DIRECTION: Provide an exact reproduction of every entry.

[Begin]

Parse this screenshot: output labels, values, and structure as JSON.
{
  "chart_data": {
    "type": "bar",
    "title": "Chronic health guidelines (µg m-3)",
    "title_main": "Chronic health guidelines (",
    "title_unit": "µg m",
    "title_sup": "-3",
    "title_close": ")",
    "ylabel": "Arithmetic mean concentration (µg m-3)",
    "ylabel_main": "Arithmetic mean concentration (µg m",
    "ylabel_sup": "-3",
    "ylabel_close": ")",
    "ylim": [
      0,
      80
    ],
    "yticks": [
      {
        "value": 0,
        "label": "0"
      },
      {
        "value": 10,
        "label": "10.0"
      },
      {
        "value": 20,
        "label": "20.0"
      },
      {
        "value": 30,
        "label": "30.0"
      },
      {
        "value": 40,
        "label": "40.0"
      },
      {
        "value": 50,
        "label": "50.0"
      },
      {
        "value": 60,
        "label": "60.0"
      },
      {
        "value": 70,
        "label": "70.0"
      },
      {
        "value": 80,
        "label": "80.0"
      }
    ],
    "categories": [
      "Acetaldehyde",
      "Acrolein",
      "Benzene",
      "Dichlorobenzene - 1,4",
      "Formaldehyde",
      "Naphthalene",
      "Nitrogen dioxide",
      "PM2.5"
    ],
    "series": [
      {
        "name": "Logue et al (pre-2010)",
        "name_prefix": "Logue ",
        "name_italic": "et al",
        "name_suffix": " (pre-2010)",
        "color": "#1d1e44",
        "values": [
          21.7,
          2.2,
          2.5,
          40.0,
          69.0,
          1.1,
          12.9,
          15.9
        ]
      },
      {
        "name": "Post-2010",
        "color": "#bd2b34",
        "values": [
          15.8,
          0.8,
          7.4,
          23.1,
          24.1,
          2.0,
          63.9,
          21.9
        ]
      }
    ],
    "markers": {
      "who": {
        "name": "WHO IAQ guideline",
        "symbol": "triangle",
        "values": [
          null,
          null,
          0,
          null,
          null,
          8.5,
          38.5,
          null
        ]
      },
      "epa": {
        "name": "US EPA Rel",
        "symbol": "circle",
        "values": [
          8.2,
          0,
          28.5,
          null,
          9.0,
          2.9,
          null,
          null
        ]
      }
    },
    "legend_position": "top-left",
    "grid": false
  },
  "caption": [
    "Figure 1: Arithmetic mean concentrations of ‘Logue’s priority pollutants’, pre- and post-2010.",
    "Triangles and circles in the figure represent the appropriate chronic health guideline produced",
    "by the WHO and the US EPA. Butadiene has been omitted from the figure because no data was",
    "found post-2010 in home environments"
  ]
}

[End]

EXERCISE RESULT:
Parse this screenshot: output labels, values, and structure as JSON.
{
  "chart_data": {
    "type": "bar",
    "title": "Chronic health guidelines (µg m-3)",
    "title_main": "Chronic health guidelines (",
    "title_unit": "µg m",
    "title_sup": "-3",
    "title_close": ")",
    "ylabel": "Arithmetic mean concentration (µg m-3)",
    "ylabel_main": "Arithmetic mean concentration (µg m",
    "ylabel_sup": "-3",
    "ylabel_close": ")",
    "ylim": [
      0,
      80
    ],
    "yticks": [
      {
        "value": 0,
        "label": "0"
      },
      {
        "value": 10,
        "label": "10.0"
      },
      {
        "value": 20,
        "label": "20.0"
      },
      {
        "value": 30,
        "label": "30.0"
      },
      {
        "value": 40,
        "label": "40.0"
      },
      {
        "value": 50,
        "label": "50.0"
      },
      {
        "value": 60,
        "label": "60.0"
      },
      {
        "value": 70,
        "label": "70.0"
      },
      {
        "value": 80,
        "label": "80.0"
      }
    ],
    "categories": [
      "Acetaldehyde",
      "Acrolein",
      "Benzene",
      "Dichlorobenzene - 1,4",
      "Formaldehyde",
      "Naphthalene",
      "Nitrogen dioxide",
      "PM2.5"
    ],
    "series": [
      {
        "name": "Logue et al (pre-2010)",
        "name_prefix": "Logue ",
        "name_italic": "et al",
        "name_suffix": " (pre-2010)",
        "color": "#1d1e44",
        "values": [
          21.7,
          2.2,
          2.5,
          40.0,
          69.0,
          1.1,
          12.9,
          15.9
        ]
      },
      {
        "name": "Post-2010",
        "color": "#bd2b34",
        "values": [
          15.8,
          0.8,
          7.4,
          23.1,
          24.1,
          2.0,
          63.9,
          21.9
        ]
      }
    ],
    "markers": {
      "who": {
        "name": "WHO IAQ guideline",
        "symbol": "triangle",
        "values": [
          null,
          null,
          0,
          null,
          null,
          8.5,
          38.5,
          null
        ]
      },
      "epa": {
        "name": "US EPA Rel",
        "symbol": "circle",
        "values": [
          8.2,
          0,
          28.5,
          null,
          9.0,
          2.9,
          null,
          null
        ]
      }
    },
    "legend_position": "top-left",
    "grid": false
  },
  "caption": [
    "Figure 1: Arithmetic mean concentrations of ‘Logue’s priority pollutants’, pre- and post-2010.",
    "Triangles and circles in the figure represent the appropriate chronic health guideline produced",
    "by the WHO and the US EPA. Butadiene has been omitted from the figure because no data was",
    "found post-2010 in home environments"
  ]
}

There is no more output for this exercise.